--- Do this ---
Locate all lines with the word "black" and copy them out.

- - -

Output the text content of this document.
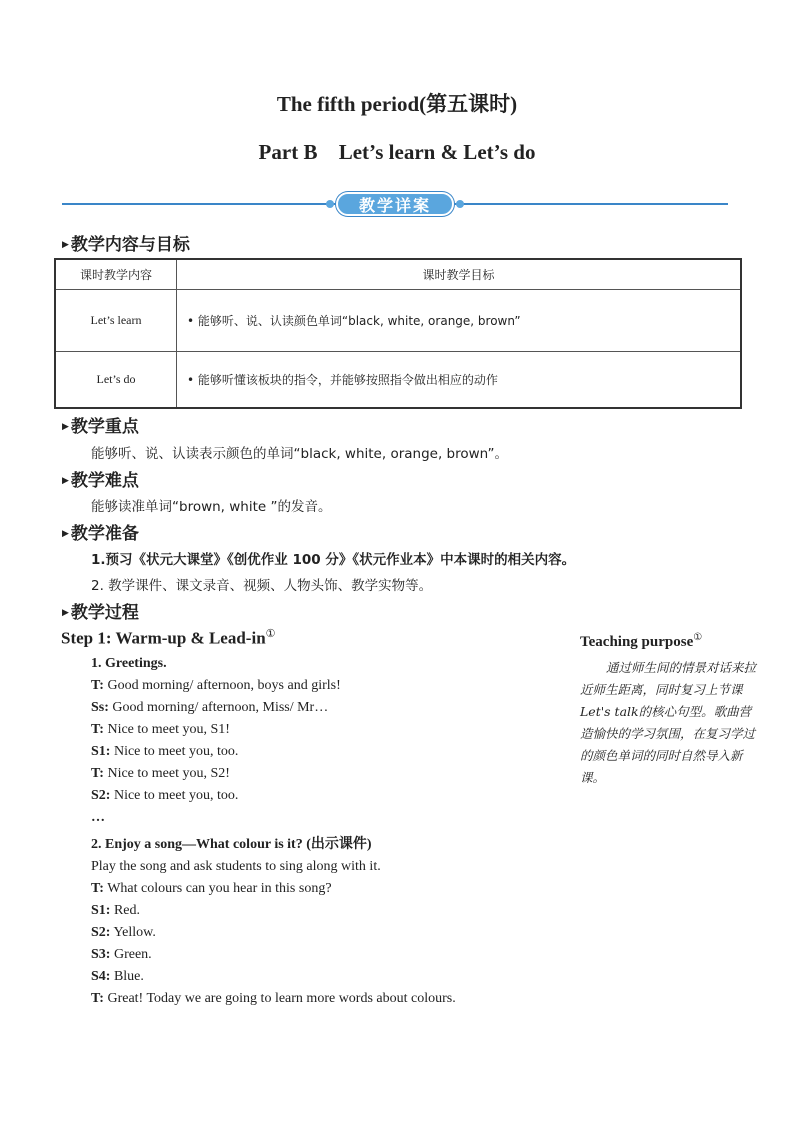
The fifth period(第五课时)
Part B Let’s learn & Let’s do
教学详案
▶ 教学内容与目标
课时教学内容	课时教学目标
Let’s learn	• 能够听、说、认读颜色单词“black, white, orange, brown”
Let’s do	• 能够听懂该板块的指令，并能够按照指令做出相应的动作
▶ 教学重点
能够听、说、认读表示颜色的单词“black, white, orange, brown”。
▶ 教学难点
能够读准单词“brown, white ”的发音。
▶ 教学准备
1.预习《状元大课堂》《创优作业 100 分》《状元作业本》中本课时的相关内容。
2. 教学课件、课文录音、视频、人物头饰、教学实物等。
▶ 教学过程
Step 1: Warm-up & Lead-in①
1. Greetings.
T: Good morning/ afternoon, boys and girls!
Ss: Good morning/ afternoon, Miss/ Mr…
T: Nice to meet you, S1!
S1: Nice to meet you, too.
T: Nice to meet you, S2!
S2: Nice to meet you, too.
…
2. Enjoy a song—What colour is it? (出示课件)
Play the song and ask students to sing along with it.
T: What colours can you hear in this song?
S1: Red.
S2: Yellow.
S3: Green.
S4: Blue.
T: Great! Today we are going to learn more words about colours.
Teaching purpose①
通过师生间的情景对话来拉近师生距离，同时复习上节课Let's talk的核心句型。歌曲营造愉快的学习氛围，在复习学过的颜色单词的同时自然导入新课。
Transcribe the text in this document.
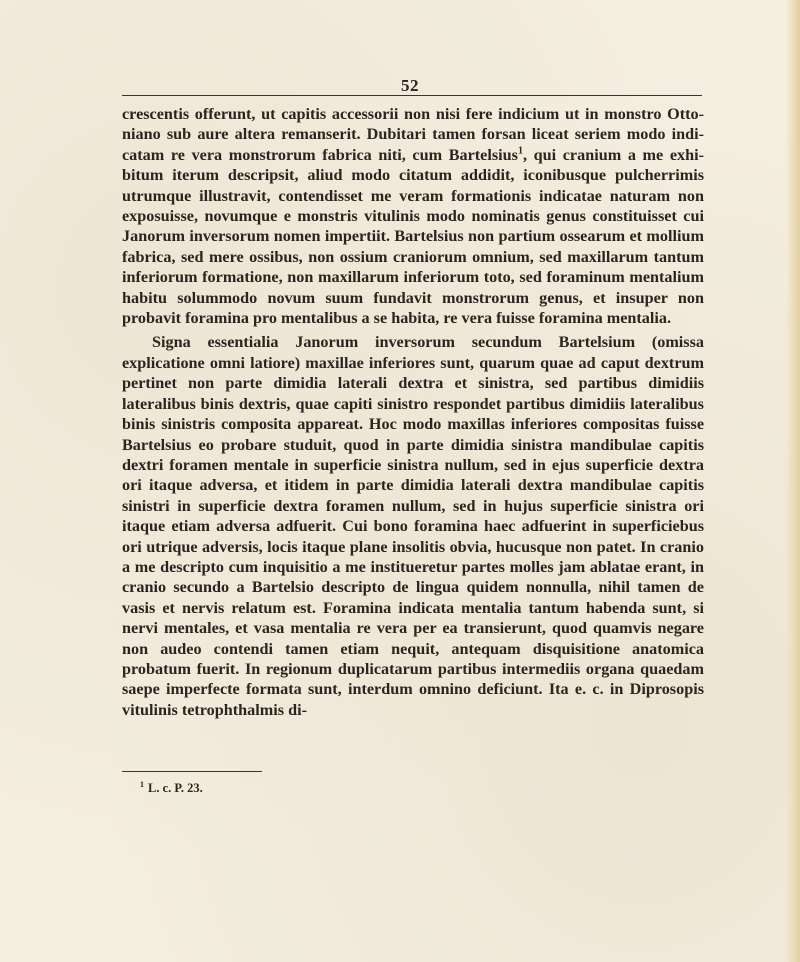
52

crescentis offerunt, ut capitis accessorii non nisi fere indicium ut in monstro Ottoniano sub aure altera remanserit. Dubitari tamen forsan liceat seriem modo indicatam re vera monstrorum fabrica niti, cum Bartelsius$^1$, qui cranium a me exhibitum iterum descripsit, aliud modo citatum addidit, iconibusque pulcherrimis utrumque illustravit, contendisset me veram formationis indicatae naturam non exposuisse, novumque e monstris vitulinis modo nominatis genus constituisset cui Janorum inversorum nomen impertiit. Bartelsius non partium ossearum et mollium fabrica, sed mere ossibus, non ossium craniorum omnium, sed maxillarum tantum inferiorum formatione, non maxillarum inferiorum toto, sed foraminum mentalium habitu solummodo novum suum fundavit monstrorum genus, et insuper non probavit foramina pro mentalibus a se habita, re vera fuisse foramina mentalia.

Signa essentialia Janorum inversorum secundum Bartelsium (omissa explicatione omni latiore) maxillae inferiores sunt, quarum quae ad caput dextrum pertinet non parte dimidia laterali dextra et sinistra, sed partibus dimidiis lateralibus binis dextris, quae capiti sinistro respondet partibus dimidiis lateralibus binis sinistris composita appareat. Hoc modo maxillas inferiores compositas fuisse Bartelsius eo probare studuit, quod in parte dimidia sinistra mandibulae capitis dextri foramen mentale in superficie sinistra nullum, sed in ejus superficie dextra ori itaque adversa, et itidem in parte dimidia laterali dextra mandibulae capitis sinistri in superficie dextra foramen nullum, sed in hujus superficie sinistra ori itaque etiam adversa adfuerit. Cui bono foramina haec adfuerint in superficiebus ori utrique adversis, locis itaque plane insolitis obvia, hucusque non patet. In cranio a me descripto cum inquisitio a me institueretur partes molles jam ablatae erant, in cranio secundo a Bartelsio descripto de lingua quidem nonnulla, nihil tamen de vasis et nervis relatum est. Foramina indicata mentalia tantum habenda sunt, si nervi mentales, et vasa mentalia re vera per ea transierunt, quod quamvis negare non audeo contendi tamen etiam nequit, antequam disquisitione anatomica probatum fuerit. In regionum duplicatarum partibus intermediis organa quaedam saepe imperfecte formata sunt, interdum omnino deficiunt. Ita e. c. in Diprosopis vitulinis tetrophthalmis di-

$^1$ L. c. P. 23.
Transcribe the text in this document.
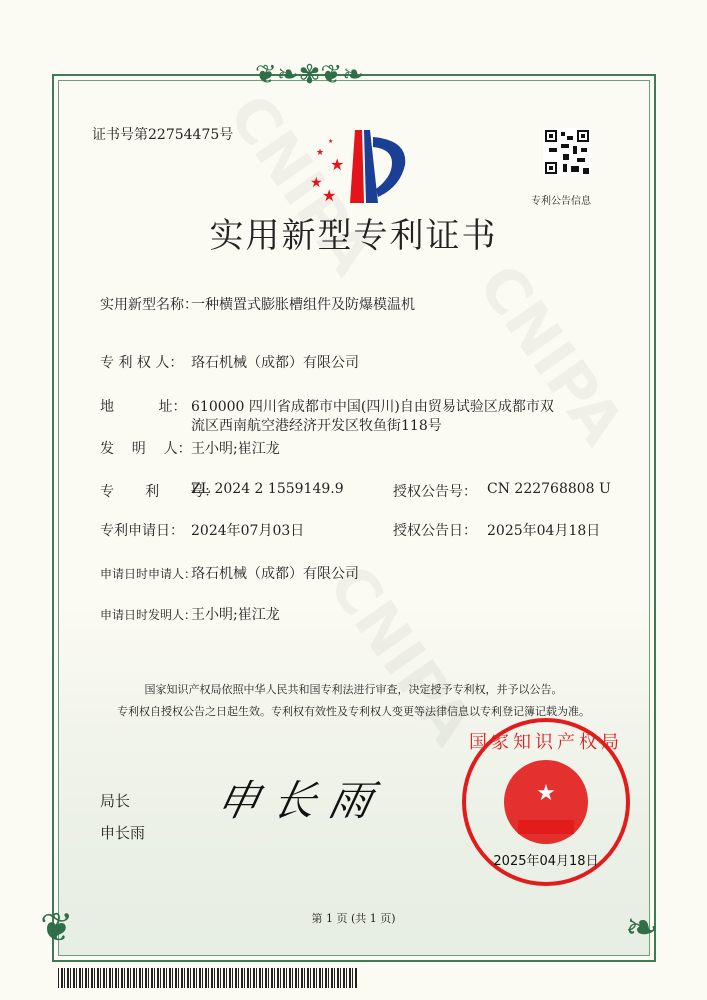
❦❧✾❦❧
❦	❧
证书号第22754475号
★
★
★
★
★
专利公告信息
实用新型专利证书
实用新型名称：
一种横置式膨胀槽组件及防爆模温机
专 利 权 人： 珞石机械（成都）有限公司
地          址： 610000 四川省成都市中国(四川)自由贸易试验区成都市双
流区西南航空港经济开发区牧鱼街118号
发    明    人： 王小明;崔江龙
专       利       号：
ZL 2024 2 1559149.9	授权公告号： CN 222768808 U
专利申请日： 2024年07月03日	授权公告日： 2025年04月18日
申请日时申请人：
珞石机械（成都）有限公司
申请日时发明人：
王小明;崔江龙
国家知识产权局依照中华人民共和国专利法进行审查，决定授予专利权，并予以公告。
专利权自授权公告之日起生效。专利权有效性及专利权人变更等法律信息以专利登记簿记载为准。
局长
申长雨
申长雨	★
国家知识产权局
2025年04月18日
第 1 页 (共 1 页)
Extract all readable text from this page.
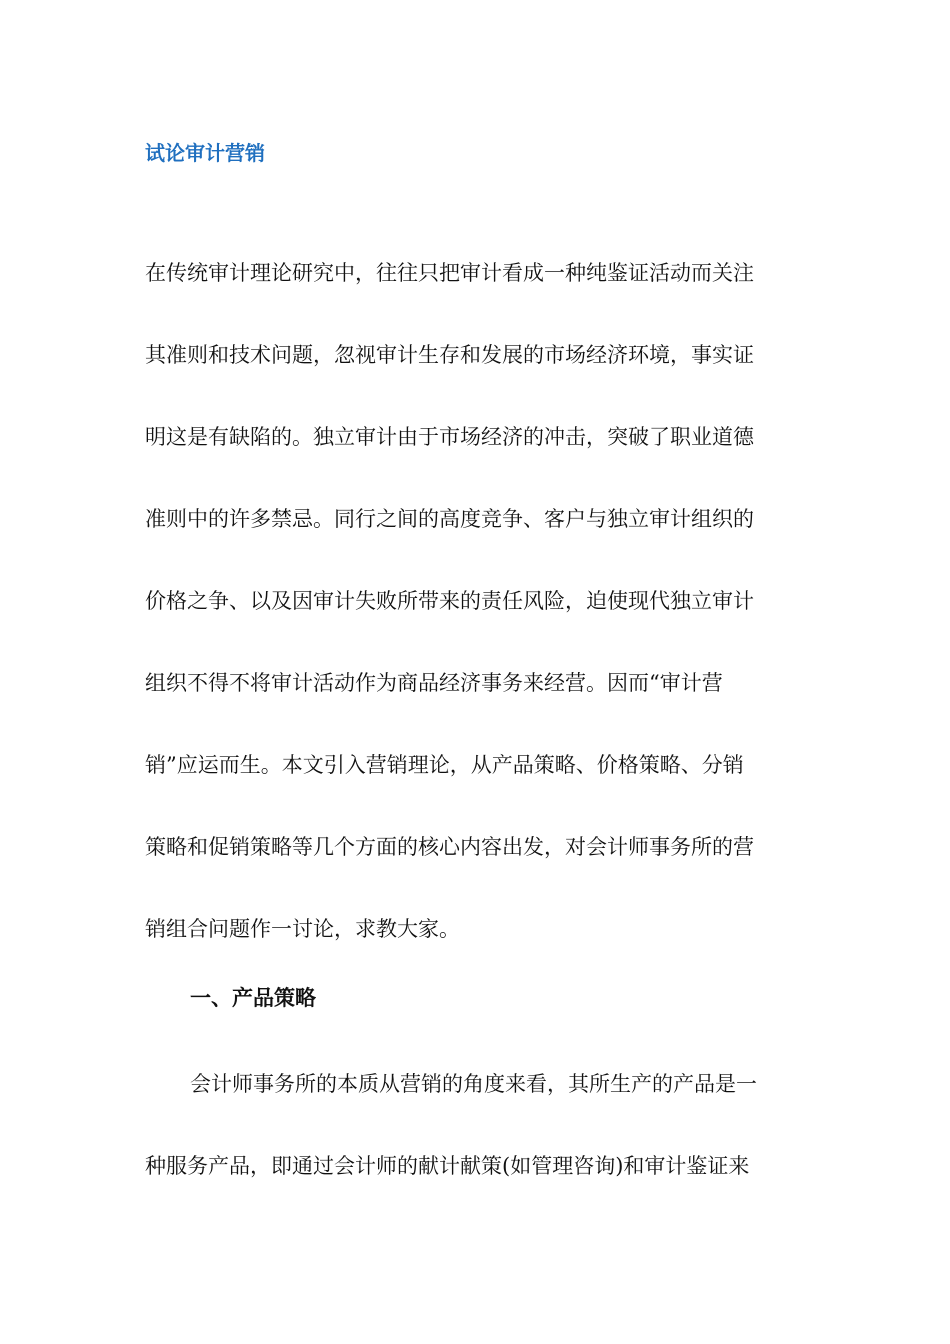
试论审计营销
在传统审计理论研究中，往往只把审计看成一种纯鉴证活动而关注
其准则和技术问题，忽视审计生存和发展的市场经济环境，事实证
明这是有缺陷的。独立审计由于市场经济的冲击，突破了职业道德
准则中的许多禁忌。同行之间的高度竞争、客户与独立审计组织的
价格之争、以及因审计失败所带来的责任风险，迫使现代独立审计
组织不得不将审计活动作为商品经济事务来经营。因而“审计营
销”应运而生。本文引入营销理论，从产品策略、价格策略、分销
策略和促销策略等几个方面的核心内容出发，对会计师事务所的营
销组合问题作一讨论，求教大家。
一、产品策略
会计师事务所的本质从营销的角度来看，其所生产的产品是一
种服务产品，即通过会计师的献计献策(如管理咨询)和审计鉴证来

- - -

--- Result ---
Let’s learn	• 能够听、说、认读颜色单词“black, white, orange, brown”
能够听、说、认读表示颜色的单词“black, white, orange, brown”。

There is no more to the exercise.